Data listing
+++

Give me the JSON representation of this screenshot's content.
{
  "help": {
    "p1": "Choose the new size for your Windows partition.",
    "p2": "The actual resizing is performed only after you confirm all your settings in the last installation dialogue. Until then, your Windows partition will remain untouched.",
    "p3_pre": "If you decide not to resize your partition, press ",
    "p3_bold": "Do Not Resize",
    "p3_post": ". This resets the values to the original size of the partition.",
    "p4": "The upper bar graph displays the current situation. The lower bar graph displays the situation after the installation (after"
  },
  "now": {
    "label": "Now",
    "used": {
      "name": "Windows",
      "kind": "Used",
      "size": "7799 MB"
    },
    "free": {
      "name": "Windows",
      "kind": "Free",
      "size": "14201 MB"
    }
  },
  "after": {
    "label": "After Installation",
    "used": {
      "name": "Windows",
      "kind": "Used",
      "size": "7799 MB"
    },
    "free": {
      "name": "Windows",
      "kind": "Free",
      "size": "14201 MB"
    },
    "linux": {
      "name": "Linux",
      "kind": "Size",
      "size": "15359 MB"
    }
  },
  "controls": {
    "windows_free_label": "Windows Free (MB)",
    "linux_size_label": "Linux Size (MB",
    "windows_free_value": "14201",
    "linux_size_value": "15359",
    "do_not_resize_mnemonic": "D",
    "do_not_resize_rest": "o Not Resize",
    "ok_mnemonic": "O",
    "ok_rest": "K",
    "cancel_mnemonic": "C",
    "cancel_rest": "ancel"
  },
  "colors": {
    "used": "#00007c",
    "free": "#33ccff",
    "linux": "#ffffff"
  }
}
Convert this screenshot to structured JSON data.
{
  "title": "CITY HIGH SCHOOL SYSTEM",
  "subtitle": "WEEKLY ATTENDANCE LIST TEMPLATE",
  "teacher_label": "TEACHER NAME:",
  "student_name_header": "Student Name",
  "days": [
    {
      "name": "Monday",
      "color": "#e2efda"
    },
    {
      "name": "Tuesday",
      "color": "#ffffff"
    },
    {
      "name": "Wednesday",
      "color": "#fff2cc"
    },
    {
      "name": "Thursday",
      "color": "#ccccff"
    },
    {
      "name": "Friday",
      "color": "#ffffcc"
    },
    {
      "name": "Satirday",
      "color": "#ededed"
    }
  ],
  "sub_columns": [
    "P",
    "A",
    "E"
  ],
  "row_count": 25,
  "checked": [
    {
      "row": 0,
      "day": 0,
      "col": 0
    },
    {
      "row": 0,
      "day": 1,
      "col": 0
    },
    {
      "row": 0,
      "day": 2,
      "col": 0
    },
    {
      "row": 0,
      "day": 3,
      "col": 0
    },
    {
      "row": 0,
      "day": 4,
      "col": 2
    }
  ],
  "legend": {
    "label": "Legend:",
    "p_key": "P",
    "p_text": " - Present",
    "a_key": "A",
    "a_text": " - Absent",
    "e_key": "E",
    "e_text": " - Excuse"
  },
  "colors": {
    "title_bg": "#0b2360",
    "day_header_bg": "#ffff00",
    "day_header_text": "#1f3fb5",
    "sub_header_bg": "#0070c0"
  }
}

+++

▶ SHORT PROBLEM
Please repeat the material above, word for word and in full.

▶ THE SOLUTION
Give me the JSON representation of this screenshot's content.
{
  "help": {
    "p1": "Choose the new size for your Windows partition.",
    "p2": "The actual resizing is performed only after you confirm all your settings in the last installation dialogue. Until then, your Windows partition will remain untouched.",
    "p3_pre": "If you decide not to resize your partition, press ",
    "p3_bold": "Do Not Resize",
    "p3_post": ". This resets the values to the original size of the partition.",
    "p4": "The upper bar graph displays the current situation. The lower bar graph displays the situation after the installation (after"
  },
  "now": {
    "label": "Now",
    "used": {
      "name": "Windows",
      "kind": "Used",
      "size": "7799 MB"
    },
    "free": {
      "name": "Windows",
      "kind": "Free",
      "size": "14201 MB"
    }
  },
  "after": {
    "label": "After Installation",
    "used": {
      "name": "Windows",
      "kind": "Used",
      "size": "7799 MB"
    },
    "free": {
      "name": "Windows",
      "kind": "Free",
      "size": "14201 MB"
    },
    "linux": {
      "name": "Linux",
      "kind": "Size",
      "size": "15359 MB"
    }
  },
  "controls": {
    "windows_free_label": "Windows Free (MB)",
    "linux_size_label": "Linux Size (MB",
    "windows_free_value": "14201",
    "linux_size_value": "15359",
    "do_not_resize_mnemonic": "D",
    "do_not_resize_rest": "o Not Resize",
    "ok_mnemonic": "O",
    "ok_rest": "K",
    "cancel_mnemonic": "C",
    "cancel_rest": "ancel"
  },
  "colors": {
    "used": "#00007c",
    "free": "#33ccff",
    "linux": "#ffffff"
  }
}
Convert this screenshot to structured JSON data.
{
  "title": "CITY HIGH SCHOOL SYSTEM",
  "subtitle": "WEEKLY ATTENDANCE LIST TEMPLATE",
  "teacher_label": "TEACHER NAME:",
  "student_name_header": "Student Name",
  "days": [
    {
      "name": "Monday",
      "color": "#e2efda"
    },
    {
      "name": "Tuesday",
      "color": "#ffffff"
    },
    {
      "name": "Wednesday",
      "color": "#fff2cc"
    },
    {
      "name": "Thursday",
      "color": "#ccccff"
    },
    {
      "name": "Friday",
      "color": "#ffffcc"
    },
    {
      "name": "Satirday",
      "color": "#ededed"
    }
  ],
  "sub_columns": [
    "P",
    "A",
    "E"
  ],
  "row_count": 25,
  "checked": [
    {
      "row": 0,
      "day": 0,
      "col": 0
    },
    {
      "row": 0,
      "day": 1,
      "col": 0
    },
    {
      "row": 0,
      "day": 2,
      "col": 0
    },
    {
      "row": 0,
      "day": 3,
      "col": 0
    },
    {
      "row": 0,
      "day": 4,
      "col": 2
    }
  ],
  "legend": {
    "label": "Legend:",
    "p_key": "P",
    "p_text": " - Present",
    "a_key": "A",
    "a_text": " - Absent",
    "e_key": "E",
    "e_text": " - Excuse"
  },
  "colors": {
    "title_bg": "#0b2360",
    "day_header_bg": "#ffff00",
    "day_header_text": "#1f3fb5",
    "sub_header_bg": "#0070c0"
  }
}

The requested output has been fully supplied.